## DIRECTIVE
Print the records word for word, from their very beginning through the line that contains "The printed board 26 is at (132, 148).", with both ends included. Leave the pictures out.
>>
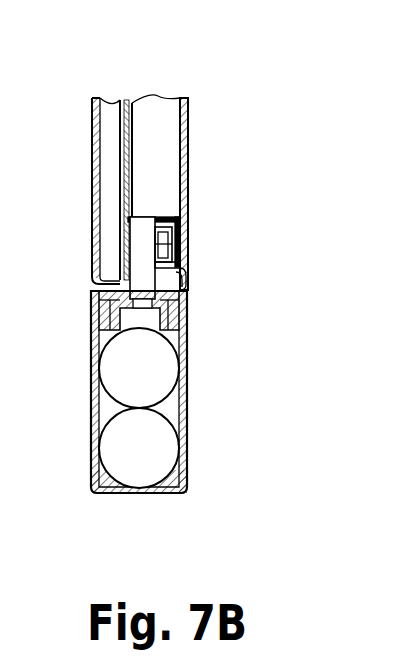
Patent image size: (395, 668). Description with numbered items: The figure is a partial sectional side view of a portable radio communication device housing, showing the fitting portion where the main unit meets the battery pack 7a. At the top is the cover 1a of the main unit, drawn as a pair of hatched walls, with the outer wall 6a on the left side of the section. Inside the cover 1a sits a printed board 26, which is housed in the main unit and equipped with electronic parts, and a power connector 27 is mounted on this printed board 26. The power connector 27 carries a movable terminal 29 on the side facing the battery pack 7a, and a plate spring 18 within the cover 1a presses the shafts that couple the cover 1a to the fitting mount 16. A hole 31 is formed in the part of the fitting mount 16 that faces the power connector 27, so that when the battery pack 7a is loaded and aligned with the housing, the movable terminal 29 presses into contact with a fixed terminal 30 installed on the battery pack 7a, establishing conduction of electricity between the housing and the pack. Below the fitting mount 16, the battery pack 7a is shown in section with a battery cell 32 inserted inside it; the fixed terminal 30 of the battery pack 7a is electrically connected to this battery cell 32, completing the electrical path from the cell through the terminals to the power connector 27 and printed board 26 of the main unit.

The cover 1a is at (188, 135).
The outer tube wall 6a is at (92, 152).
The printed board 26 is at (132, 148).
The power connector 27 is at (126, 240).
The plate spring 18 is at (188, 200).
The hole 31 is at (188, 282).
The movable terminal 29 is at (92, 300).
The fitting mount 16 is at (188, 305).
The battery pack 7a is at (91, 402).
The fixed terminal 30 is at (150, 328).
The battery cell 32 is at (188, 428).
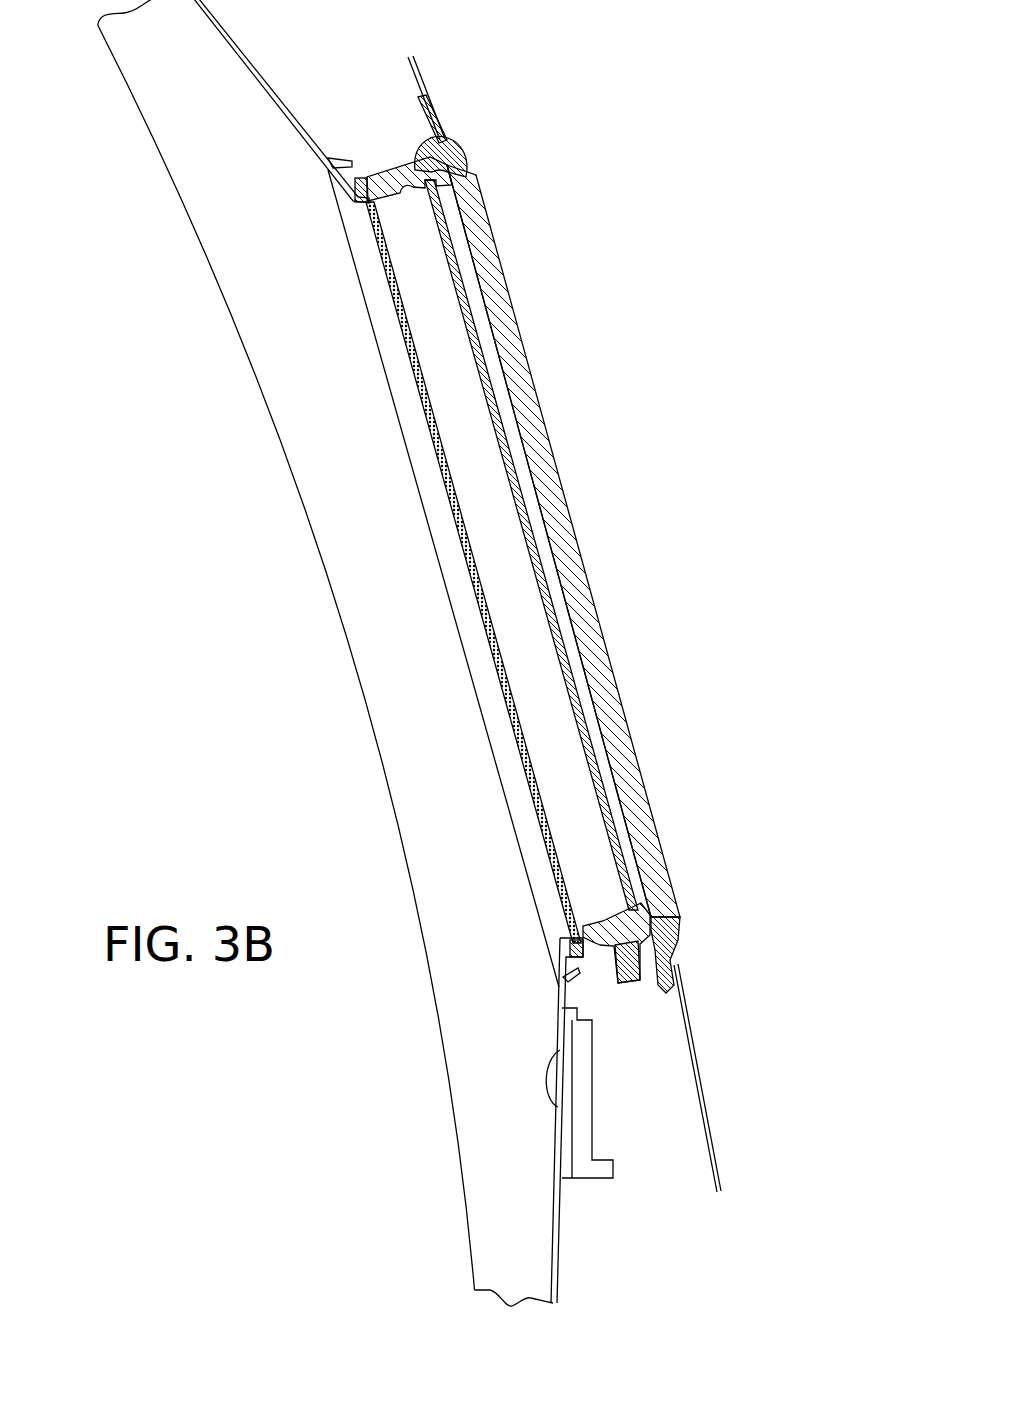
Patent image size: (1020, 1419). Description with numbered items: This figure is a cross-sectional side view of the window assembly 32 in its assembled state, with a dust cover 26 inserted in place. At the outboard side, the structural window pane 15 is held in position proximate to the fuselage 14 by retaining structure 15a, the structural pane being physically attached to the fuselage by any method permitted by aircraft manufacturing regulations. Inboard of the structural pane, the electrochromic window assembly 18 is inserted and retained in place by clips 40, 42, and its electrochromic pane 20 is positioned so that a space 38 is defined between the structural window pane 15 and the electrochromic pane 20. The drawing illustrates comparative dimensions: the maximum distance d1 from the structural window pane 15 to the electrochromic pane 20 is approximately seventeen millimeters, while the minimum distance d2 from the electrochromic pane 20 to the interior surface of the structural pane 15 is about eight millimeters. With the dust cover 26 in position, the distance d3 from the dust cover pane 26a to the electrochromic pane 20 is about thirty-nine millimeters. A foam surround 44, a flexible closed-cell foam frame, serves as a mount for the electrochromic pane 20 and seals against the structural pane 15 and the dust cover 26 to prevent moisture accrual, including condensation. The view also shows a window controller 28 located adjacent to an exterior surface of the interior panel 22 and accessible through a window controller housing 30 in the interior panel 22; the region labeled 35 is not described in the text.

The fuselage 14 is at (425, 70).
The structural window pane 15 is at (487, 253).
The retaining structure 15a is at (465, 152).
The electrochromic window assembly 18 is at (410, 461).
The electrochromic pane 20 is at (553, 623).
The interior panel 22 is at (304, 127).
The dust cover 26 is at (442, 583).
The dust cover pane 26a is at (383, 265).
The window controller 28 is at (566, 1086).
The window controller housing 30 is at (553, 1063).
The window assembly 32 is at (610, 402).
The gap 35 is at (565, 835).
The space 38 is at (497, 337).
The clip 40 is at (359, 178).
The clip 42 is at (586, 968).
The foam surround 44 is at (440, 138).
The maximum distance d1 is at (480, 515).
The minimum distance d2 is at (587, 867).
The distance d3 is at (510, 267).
<<
## EXERCISE ANSWER
Patent image size: (395, 668). Description with numbered items: The figure is a partial sectional side view of a portable radio communication device housing, showing the fitting portion where the main unit meets the battery pack 7a. At the top is the cover 1a of the main unit, drawn as a pair of hatched walls, with the outer wall 6a on the left side of the section. Inside the cover 1a sits a printed board 26, which is housed in the main unit and equipped with electronic parts, and a power connector 27 is mounted on this printed board 26. The power connector 27 carries a movable terminal 29 on the side facing the battery pack 7a, and a plate spring 18 within the cover 1a presses the shafts that couple the cover 1a to the fitting mount 16. A hole 31 is formed in the part of the fitting mount 16 that faces the power connector 27, so that when the battery pack 7a is loaded and aligned with the housing, the movable terminal 29 presses into contact with a fixed terminal 30 installed on the battery pack 7a, establishing conduction of electricity between the housing and the pack. Below the fitting mount 16, the battery pack 7a is shown in section with a battery cell 32 inserted inside it; the fixed terminal 30 of the battery pack 7a is electrically connected to this battery cell 32, completing the electrical path from the cell through the terminals to the power connector 27 and printed board 26 of the main unit.

The cover 1a is at (188, 135).
The outer tube wall 6a is at (92, 152).
The printed board 26 is at (132, 148).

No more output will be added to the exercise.